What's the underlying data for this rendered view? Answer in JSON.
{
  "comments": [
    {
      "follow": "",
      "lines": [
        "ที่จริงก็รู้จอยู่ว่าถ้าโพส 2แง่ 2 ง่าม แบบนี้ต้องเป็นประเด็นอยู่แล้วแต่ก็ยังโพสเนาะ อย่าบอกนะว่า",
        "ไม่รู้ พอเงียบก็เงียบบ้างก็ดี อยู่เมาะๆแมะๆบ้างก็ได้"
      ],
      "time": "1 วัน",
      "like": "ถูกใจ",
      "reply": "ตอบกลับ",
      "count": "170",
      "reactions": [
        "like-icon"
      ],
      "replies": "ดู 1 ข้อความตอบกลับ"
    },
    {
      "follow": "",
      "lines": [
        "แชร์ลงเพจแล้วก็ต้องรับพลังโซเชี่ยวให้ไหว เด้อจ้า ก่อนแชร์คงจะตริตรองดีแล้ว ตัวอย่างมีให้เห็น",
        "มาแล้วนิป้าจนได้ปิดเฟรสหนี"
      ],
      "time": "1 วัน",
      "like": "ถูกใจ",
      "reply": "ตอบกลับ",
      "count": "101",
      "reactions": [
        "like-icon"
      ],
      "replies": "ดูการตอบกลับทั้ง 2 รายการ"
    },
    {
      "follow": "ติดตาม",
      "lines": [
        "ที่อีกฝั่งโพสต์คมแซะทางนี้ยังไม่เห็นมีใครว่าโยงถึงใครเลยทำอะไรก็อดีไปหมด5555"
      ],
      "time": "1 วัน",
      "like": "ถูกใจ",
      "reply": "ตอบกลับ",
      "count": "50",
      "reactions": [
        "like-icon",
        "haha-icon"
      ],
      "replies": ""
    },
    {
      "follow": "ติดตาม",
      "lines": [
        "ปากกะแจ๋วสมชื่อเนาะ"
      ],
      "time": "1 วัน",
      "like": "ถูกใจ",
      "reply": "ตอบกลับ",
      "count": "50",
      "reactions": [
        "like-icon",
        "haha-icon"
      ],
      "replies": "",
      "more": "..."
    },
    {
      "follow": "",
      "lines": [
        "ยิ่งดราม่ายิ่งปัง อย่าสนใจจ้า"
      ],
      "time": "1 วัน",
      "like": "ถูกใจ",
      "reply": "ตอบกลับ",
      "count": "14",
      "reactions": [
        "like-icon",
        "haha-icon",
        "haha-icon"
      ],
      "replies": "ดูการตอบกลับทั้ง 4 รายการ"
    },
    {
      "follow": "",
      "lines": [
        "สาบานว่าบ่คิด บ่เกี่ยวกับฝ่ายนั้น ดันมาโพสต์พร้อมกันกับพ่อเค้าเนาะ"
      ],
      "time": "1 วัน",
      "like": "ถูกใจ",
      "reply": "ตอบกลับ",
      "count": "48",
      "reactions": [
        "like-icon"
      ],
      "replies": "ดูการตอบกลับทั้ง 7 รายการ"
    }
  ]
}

################

Search the lines for "count". Copy each line that has it.

      "count": "170",
      "count": "101",
      "count": "50",
      "count": "50",
      "count": "14",
      "count": "48",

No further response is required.